TASK OBJECTIVE: Copy all the records below, keeping every line unchanged.

MATERIAL:
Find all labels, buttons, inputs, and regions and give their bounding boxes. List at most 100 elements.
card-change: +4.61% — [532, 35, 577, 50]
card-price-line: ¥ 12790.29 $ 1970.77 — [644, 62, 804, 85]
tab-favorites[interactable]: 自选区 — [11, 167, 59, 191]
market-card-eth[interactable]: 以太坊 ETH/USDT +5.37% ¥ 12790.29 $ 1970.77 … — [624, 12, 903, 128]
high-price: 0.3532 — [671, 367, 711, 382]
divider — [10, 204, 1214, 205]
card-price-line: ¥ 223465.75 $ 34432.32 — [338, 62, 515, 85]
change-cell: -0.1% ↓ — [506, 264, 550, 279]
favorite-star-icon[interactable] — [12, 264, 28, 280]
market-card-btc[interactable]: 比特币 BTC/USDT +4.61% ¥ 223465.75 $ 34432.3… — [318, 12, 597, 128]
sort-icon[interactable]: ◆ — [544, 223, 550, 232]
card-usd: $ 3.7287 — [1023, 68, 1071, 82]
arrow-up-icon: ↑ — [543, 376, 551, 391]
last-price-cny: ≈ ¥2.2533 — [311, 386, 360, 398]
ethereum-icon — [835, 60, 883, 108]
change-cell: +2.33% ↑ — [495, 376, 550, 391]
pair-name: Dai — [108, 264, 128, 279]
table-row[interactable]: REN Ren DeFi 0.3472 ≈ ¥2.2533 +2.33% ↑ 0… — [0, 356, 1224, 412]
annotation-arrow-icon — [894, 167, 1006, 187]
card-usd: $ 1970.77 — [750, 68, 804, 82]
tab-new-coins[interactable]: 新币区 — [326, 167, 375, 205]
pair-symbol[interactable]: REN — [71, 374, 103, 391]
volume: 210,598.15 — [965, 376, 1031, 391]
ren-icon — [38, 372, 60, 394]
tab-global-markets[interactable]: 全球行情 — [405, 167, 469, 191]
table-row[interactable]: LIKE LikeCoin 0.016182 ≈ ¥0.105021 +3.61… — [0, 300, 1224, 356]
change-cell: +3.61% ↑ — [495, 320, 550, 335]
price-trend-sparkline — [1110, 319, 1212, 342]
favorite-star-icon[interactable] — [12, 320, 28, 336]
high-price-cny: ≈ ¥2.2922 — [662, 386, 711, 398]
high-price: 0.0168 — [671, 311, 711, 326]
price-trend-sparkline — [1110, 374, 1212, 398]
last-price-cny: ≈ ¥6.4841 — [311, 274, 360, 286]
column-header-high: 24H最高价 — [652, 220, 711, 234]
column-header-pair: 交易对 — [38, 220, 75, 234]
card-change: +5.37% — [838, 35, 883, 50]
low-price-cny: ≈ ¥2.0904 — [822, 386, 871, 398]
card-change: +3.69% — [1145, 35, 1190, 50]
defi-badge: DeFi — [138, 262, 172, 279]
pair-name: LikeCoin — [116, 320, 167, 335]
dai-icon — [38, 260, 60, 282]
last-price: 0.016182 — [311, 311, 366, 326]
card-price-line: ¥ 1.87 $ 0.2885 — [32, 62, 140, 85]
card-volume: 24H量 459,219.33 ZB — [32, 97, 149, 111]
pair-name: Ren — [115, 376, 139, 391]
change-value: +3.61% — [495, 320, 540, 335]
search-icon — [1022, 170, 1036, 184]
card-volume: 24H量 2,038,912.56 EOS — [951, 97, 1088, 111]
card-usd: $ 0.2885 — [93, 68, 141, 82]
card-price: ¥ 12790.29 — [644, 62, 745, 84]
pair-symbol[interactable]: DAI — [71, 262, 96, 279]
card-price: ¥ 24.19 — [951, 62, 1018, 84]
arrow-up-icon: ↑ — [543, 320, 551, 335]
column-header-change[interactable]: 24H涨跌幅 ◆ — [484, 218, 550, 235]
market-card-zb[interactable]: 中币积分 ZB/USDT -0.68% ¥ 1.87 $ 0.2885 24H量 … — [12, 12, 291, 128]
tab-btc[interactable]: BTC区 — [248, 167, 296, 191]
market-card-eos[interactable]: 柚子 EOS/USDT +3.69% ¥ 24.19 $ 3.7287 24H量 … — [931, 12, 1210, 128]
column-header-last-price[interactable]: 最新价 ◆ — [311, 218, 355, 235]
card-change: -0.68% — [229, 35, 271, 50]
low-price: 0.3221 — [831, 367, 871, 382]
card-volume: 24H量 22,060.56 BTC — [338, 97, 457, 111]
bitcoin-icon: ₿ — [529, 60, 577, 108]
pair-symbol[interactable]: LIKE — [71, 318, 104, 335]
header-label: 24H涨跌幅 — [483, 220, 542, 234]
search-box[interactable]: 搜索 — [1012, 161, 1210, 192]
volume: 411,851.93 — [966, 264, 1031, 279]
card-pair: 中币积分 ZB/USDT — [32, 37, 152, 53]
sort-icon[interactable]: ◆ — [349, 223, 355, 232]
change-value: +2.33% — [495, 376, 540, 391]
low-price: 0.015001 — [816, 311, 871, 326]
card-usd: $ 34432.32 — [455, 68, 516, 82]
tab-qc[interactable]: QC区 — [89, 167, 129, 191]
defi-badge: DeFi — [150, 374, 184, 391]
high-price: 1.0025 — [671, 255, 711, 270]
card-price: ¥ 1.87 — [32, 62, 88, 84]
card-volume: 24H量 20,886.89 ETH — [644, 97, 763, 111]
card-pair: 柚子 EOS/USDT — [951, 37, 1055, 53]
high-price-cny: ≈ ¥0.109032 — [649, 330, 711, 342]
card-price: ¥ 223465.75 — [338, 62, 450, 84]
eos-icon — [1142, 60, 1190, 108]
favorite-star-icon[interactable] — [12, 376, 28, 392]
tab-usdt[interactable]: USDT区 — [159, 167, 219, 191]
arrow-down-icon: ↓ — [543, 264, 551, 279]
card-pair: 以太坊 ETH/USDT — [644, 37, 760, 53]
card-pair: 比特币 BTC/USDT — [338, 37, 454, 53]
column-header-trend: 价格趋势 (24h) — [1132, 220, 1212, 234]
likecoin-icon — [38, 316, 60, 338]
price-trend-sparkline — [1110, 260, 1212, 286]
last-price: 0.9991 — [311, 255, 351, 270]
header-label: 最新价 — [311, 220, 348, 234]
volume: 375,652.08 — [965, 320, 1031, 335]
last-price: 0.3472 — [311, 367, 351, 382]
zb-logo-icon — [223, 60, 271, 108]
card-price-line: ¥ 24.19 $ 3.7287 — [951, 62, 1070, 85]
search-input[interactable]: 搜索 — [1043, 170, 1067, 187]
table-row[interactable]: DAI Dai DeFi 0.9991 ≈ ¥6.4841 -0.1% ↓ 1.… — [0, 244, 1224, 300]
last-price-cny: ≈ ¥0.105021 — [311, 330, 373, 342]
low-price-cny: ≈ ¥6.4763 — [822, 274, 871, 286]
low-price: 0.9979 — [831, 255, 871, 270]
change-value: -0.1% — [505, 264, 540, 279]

SOLVED EXERCISE:
Find all labels, buttons, inputs, and regions and give their bounding boxes. List at most 100 elements.
card-change: +4.61% — [532, 35, 577, 50]
card-price-line: ¥ 12790.29 $ 1970.77 — [644, 62, 804, 85]
tab-favorites[interactable]: 自选区 — [11, 167, 59, 191]
market-card-eth[interactable]: 以太坊 ETH/USDT +5.37% ¥ 12790.29 $ 1970.77 … — [624, 12, 903, 128]
high-price: 0.3532 — [671, 367, 711, 382]
divider — [10, 204, 1214, 205]
card-price-line: ¥ 223465.75 $ 34432.32 — [338, 62, 515, 85]
change-cell: -0.1% ↓ — [506, 264, 550, 279]
favorite-star-icon[interactable] — [12, 264, 28, 280]
market-card-btc[interactable]: 比特币 BTC/USDT +4.61% ¥ 223465.75 $ 34432.3… — [318, 12, 597, 128]
sort-icon[interactable]: ◆ — [544, 223, 550, 232]
card-usd: $ 3.7287 — [1023, 68, 1071, 82]
arrow-up-icon: ↑ — [543, 376, 551, 391]
last-price-cny: ≈ ¥2.2533 — [311, 386, 360, 398]
ethereum-icon — [835, 60, 883, 108]
change-cell: +2.33% ↑ — [495, 376, 550, 391]
pair-name: Dai — [108, 264, 128, 279]
table-row[interactable]: REN Ren DeFi 0.3472 ≈ ¥2.2533 +2.33% ↑ 0… — [0, 356, 1224, 412]
annotation-arrow-icon — [894, 167, 1006, 187]
card-usd: $ 1970.77 — [750, 68, 804, 82]
tab-new-coins[interactable]: 新币区 — [326, 167, 375, 205]
pair-symbol[interactable]: REN — [71, 374, 103, 391]
volume: 210,598.15 — [965, 376, 1031, 391]
ren-icon — [38, 372, 60, 394]
tab-global-markets[interactable]: 全球行情 — [405, 167, 469, 191]
table-row[interactable]: LIKE LikeCoin 0.016182 ≈ ¥0.105021 +3.61… — [0, 300, 1224, 356]
change-cell: +3.61% ↑ — [495, 320, 550, 335]
price-trend-sparkline — [1110, 319, 1212, 342]
favorite-star-icon[interactable] — [12, 320, 28, 336]
high-price-cny: ≈ ¥2.2922 — [662, 386, 711, 398]
high-price: 0.0168 — [671, 311, 711, 326]
price-trend-sparkline — [1110, 374, 1212, 398]
last-price-cny: ≈ ¥6.4841 — [311, 274, 360, 286]
column-header-high: 24H最高价 — [652, 220, 711, 234]
column-header-pair: 交易对 — [38, 220, 75, 234]
card-change: +5.37% — [838, 35, 883, 50]
low-price-cny: ≈ ¥2.0904 — [822, 386, 871, 398]
card-change: +3.69% — [1145, 35, 1190, 50]
defi-badge: DeFi — [138, 262, 172, 279]
pair-name: LikeCoin — [116, 320, 167, 335]
dai-icon — [38, 260, 60, 282]
last-price: 0.016182 — [311, 311, 366, 326]
card-price-line: ¥ 1.87 $ 0.2885 — [32, 62, 140, 85]
card-volume: 24H量 459,219.33 ZB — [32, 97, 149, 111]
pair-name: Ren — [115, 376, 139, 391]
change-value: +3.61% — [495, 320, 540, 335]
search-icon — [1022, 170, 1036, 184]
card-volume: 24H量 2,038,912.56 EOS — [951, 97, 1088, 111]
card-usd: $ 0.2885 — [93, 68, 141, 82]
card-price: ¥ 12790.29 — [644, 62, 745, 84]
pair-symbol[interactable]: DAI — [71, 262, 96, 279]
card-price: ¥ 24.19 — [951, 62, 1018, 84]
arrow-up-icon: ↑ — [543, 320, 551, 335]
column-header-change[interactable]: 24H涨跌幅 ◆ — [484, 218, 550, 235]
market-card-zb[interactable]: 中币积分 ZB/USDT -0.68% ¥ 1.87 $ 0.2885 24H量 … — [12, 12, 291, 128]
tab-btc[interactable]: BTC区 — [248, 167, 296, 191]
market-card-eos[interactable]: 柚子 EOS/USDT +3.69% ¥ 24.19 $ 3.7287 24H量 … — [931, 12, 1210, 128]
column-header-last-price[interactable]: 最新价 ◆ — [311, 218, 355, 235]
card-change: -0.68% — [229, 35, 271, 50]
low-price: 0.3221 — [831, 367, 871, 382]
card-volume: 24H量 22,060.56 BTC — [338, 97, 457, 111]
bitcoin-icon: ₿ — [529, 60, 577, 108]
pair-symbol[interactable]: LIKE — [71, 318, 104, 335]
header-label: 24H涨跌幅 — [483, 220, 542, 234]
search-box[interactable]: 搜索 — [1012, 161, 1210, 192]
volume: 411,851.93 — [966, 264, 1031, 279]
card-pair: 中币积分 ZB/USDT — [32, 37, 152, 53]
sort-icon[interactable]: ◆ — [349, 223, 355, 232]
change-value: +2.33% — [495, 376, 540, 391]
low-price: 0.015001 — [816, 311, 871, 326]
card-usd: $ 34432.32 — [455, 68, 516, 82]
tab-qc[interactable]: QC区 — [89, 167, 129, 191]
defi-badge: DeFi — [150, 374, 184, 391]
high-price: 1.0025 — [671, 255, 711, 270]
card-price: ¥ 1.87 — [32, 62, 88, 84]
card-volume: 24H量 20,886.89 ETH — [644, 97, 763, 111]
card-pair: 柚子 EOS/USDT — [951, 37, 1055, 53]
high-price-cny: ≈ ¥0.109032 — [649, 330, 711, 342]
card-price: ¥ 223465.75 — [338, 62, 450, 84]
eos-icon — [1142, 60, 1190, 108]
favorite-star-icon[interactable] — [12, 376, 28, 392]
tab-usdt[interactable]: USDT区 — [159, 167, 219, 191]
arrow-down-icon: ↓ — [543, 264, 551, 279]
card-pair: 以太坊 ETH/USDT — [644, 37, 760, 53]
card-pair: 比特币 BTC/USDT — [338, 37, 454, 53]
column-header-trend: 价格趋势 (24h) — [1132, 220, 1212, 234]
likecoin-icon — [38, 316, 60, 338]
price-trend-sparkline — [1110, 260, 1212, 286]
last-price: 0.9991 — [311, 255, 351, 270]
header-label: 最新价 — [311, 220, 348, 234]
volume: 375,652.08 — [965, 320, 1031, 335]
last-price: 0.3472 — [311, 367, 351, 382]
zb-logo-icon — [223, 60, 271, 108]
card-price-line: ¥ 24.19 $ 3.7287 — [951, 62, 1070, 85]
search-input[interactable]: 搜索 — [1043, 170, 1067, 187]
table-row[interactable]: DAI Dai DeFi 0.9991 ≈ ¥6.4841 -0.1% ↓ 1.… — [0, 244, 1224, 300]
last-price-cny: ≈ ¥0.105021 — [311, 330, 373, 342]
low-price-cny: ≈ ¥6.4763 — [822, 274, 871, 286]
low-price: 0.9979 — [831, 255, 871, 270]
change-value: -0.1% — [505, 264, 540, 279]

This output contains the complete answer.